** Begin THE RECORDS **

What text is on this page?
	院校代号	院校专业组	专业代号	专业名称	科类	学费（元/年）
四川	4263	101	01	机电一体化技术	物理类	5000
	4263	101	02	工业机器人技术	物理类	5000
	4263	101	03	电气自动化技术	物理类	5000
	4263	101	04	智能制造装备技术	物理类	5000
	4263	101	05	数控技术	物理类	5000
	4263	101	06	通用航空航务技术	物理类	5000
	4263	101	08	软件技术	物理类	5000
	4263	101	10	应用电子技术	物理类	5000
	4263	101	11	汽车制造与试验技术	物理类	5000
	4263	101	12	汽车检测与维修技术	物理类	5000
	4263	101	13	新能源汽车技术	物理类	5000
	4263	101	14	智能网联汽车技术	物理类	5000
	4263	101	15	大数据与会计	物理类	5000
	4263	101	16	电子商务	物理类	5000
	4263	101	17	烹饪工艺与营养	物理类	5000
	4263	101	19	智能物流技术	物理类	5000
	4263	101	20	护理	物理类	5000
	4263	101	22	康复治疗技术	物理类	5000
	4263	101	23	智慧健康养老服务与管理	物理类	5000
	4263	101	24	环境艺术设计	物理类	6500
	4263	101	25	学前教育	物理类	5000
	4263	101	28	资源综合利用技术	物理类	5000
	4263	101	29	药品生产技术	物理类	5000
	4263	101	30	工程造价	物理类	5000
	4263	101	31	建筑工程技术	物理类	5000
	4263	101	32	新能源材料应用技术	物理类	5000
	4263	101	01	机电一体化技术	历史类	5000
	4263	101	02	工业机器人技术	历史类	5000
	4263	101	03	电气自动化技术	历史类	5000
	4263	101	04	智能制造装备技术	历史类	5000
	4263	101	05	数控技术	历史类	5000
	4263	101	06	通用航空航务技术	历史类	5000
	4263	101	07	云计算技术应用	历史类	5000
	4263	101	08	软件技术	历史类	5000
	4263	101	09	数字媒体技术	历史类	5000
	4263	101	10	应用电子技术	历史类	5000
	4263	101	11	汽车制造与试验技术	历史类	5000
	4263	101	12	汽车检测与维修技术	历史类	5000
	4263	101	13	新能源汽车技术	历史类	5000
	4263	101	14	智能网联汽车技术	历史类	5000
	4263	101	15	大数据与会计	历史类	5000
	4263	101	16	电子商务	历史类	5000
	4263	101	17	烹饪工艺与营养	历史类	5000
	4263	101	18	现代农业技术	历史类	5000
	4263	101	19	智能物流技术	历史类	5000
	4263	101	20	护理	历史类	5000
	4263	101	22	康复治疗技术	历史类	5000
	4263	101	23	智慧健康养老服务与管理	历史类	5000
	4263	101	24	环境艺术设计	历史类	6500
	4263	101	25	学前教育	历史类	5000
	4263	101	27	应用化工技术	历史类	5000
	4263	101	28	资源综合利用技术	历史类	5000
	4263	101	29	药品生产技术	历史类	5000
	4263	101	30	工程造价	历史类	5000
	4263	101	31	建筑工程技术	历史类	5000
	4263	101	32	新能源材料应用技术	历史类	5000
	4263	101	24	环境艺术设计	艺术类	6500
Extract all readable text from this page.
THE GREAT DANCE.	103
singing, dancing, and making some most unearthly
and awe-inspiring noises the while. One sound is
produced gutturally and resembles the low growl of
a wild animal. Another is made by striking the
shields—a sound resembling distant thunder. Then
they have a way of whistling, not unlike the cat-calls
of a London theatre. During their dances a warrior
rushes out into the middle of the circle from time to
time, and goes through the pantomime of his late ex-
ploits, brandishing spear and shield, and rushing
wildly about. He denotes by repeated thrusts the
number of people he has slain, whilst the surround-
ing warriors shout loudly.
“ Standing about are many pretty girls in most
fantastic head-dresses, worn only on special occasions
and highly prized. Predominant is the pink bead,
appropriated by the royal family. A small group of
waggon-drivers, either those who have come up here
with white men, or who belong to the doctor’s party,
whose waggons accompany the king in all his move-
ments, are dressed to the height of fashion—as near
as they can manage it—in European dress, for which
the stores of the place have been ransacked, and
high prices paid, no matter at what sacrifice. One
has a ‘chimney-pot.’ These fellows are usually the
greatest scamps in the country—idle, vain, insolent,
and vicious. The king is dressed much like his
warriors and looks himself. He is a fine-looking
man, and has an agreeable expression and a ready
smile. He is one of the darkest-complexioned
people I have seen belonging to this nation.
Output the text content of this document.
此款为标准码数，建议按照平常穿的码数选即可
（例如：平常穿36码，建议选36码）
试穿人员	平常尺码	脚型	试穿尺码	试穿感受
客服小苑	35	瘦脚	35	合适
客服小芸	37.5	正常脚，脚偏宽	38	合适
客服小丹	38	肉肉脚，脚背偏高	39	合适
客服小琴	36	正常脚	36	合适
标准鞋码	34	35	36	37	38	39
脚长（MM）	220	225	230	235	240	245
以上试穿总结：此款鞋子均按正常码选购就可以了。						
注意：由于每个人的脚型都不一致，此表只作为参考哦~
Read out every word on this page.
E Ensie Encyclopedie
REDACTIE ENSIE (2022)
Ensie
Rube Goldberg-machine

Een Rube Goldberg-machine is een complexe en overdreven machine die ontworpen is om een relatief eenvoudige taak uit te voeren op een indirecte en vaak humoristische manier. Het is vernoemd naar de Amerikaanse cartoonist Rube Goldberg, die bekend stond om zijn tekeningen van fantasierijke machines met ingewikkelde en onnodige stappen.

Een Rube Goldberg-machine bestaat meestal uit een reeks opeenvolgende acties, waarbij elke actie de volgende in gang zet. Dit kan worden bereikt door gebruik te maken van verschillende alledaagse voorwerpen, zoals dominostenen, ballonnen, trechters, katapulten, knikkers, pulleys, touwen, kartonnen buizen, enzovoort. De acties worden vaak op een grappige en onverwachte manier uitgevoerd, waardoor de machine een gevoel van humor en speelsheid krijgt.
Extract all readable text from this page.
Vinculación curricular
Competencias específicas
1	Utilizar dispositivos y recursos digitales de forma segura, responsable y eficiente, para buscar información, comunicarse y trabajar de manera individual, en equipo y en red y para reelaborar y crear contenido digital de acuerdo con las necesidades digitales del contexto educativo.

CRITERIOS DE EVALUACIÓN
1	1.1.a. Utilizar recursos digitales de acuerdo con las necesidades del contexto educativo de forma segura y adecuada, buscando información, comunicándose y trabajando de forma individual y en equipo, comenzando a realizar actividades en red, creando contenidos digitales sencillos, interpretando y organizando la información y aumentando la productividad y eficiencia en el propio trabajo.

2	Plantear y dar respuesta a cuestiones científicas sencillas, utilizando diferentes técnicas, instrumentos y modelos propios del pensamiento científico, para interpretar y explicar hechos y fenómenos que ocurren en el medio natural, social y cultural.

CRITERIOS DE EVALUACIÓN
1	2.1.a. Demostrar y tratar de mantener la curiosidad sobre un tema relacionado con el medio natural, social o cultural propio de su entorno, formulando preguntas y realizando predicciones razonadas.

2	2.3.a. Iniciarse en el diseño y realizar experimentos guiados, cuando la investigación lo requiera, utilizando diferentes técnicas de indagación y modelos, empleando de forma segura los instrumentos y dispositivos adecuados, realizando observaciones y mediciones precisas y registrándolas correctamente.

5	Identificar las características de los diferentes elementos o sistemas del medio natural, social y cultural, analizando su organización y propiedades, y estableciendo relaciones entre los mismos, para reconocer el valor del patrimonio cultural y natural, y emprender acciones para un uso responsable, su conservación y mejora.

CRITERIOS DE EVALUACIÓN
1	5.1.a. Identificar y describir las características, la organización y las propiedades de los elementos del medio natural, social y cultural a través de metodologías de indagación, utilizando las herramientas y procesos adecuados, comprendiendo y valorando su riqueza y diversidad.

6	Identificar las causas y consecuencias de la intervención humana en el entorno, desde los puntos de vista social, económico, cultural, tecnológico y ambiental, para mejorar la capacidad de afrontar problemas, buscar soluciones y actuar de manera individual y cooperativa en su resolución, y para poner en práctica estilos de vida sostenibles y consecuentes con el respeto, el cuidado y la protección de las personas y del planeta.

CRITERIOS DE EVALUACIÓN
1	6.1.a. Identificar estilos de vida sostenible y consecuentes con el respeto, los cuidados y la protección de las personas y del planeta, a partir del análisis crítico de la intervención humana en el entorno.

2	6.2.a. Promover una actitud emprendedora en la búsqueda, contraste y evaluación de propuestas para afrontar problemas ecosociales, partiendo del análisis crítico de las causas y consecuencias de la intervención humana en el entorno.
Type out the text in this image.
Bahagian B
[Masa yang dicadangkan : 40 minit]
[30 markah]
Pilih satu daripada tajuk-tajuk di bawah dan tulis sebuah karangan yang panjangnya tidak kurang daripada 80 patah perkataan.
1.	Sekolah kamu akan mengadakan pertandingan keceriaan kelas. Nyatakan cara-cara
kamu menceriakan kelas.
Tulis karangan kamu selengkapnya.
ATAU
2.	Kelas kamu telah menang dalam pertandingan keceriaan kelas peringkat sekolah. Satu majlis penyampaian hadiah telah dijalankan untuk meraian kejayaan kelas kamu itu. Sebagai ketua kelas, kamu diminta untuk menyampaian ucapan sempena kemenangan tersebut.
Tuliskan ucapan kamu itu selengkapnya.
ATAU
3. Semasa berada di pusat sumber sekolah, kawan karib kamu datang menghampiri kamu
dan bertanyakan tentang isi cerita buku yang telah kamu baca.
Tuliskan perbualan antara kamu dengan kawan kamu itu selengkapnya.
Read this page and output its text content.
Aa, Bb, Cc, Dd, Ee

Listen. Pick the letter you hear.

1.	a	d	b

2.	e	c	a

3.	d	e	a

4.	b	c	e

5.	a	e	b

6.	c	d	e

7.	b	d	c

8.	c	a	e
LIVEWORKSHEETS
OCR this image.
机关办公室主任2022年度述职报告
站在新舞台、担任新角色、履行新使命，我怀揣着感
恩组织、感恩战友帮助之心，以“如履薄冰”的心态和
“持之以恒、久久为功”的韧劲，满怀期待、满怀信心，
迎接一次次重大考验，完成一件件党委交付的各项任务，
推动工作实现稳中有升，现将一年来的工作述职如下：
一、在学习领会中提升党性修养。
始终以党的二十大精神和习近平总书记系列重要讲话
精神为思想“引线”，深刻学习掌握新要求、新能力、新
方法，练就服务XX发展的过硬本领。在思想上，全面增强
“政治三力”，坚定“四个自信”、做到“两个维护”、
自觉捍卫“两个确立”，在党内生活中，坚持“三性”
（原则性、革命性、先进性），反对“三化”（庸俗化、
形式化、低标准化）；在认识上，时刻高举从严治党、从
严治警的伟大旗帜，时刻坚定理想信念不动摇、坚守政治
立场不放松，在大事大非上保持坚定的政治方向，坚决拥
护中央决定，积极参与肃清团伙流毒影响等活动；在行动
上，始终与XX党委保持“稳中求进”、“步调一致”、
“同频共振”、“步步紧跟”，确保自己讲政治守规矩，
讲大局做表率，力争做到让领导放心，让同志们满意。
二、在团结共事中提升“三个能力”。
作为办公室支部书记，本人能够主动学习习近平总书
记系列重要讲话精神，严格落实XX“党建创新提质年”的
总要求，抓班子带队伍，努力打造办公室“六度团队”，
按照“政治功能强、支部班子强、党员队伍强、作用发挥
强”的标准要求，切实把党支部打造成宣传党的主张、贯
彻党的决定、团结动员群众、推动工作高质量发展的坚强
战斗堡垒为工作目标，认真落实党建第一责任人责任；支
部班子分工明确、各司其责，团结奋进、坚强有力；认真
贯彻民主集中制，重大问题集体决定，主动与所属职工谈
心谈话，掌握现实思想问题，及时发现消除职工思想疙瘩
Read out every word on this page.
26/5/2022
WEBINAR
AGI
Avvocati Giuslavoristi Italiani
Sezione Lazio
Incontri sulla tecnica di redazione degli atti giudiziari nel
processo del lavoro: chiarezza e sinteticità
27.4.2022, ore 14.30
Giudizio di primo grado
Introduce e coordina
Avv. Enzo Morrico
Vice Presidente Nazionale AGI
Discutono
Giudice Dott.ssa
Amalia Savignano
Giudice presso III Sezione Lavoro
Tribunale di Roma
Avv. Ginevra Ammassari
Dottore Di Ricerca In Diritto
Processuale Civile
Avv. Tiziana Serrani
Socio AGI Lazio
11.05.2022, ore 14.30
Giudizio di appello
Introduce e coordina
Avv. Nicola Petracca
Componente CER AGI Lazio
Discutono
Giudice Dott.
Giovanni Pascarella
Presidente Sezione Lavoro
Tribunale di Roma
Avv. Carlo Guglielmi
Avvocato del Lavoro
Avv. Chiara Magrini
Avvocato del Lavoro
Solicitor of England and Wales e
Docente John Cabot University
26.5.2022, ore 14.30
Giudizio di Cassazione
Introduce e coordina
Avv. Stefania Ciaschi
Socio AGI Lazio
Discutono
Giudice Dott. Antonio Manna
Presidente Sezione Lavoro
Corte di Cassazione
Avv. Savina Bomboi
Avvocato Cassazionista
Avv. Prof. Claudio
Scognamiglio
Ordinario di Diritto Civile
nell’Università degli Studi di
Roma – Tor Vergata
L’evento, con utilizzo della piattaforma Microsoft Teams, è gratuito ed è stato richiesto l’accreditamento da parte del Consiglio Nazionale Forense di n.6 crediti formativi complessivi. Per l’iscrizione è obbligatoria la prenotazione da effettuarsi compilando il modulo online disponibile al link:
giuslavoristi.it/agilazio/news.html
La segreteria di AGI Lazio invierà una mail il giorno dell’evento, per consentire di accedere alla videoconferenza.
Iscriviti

** End THE RECORDS **

**TASK DIRECTIONS**
Identify the lines that contain the string "pertandingan", and copy every one of them.

**RESPONSE BELOW**
1.	Sekolah kamu akan mengadakan pertandingan keceriaan kelas. Nyatakan cara-cara
2.	Kelas kamu telah menang dalam pertandingan keceriaan kelas peringkat sekolah. Satu majlis penyampaian hadiah telah dijalankan untuk meraian kejayaan kelas kamu itu. Sebagai ketua kelas, kamu diminta untuk menyampaian ucapan sempena kemenangan tersebut.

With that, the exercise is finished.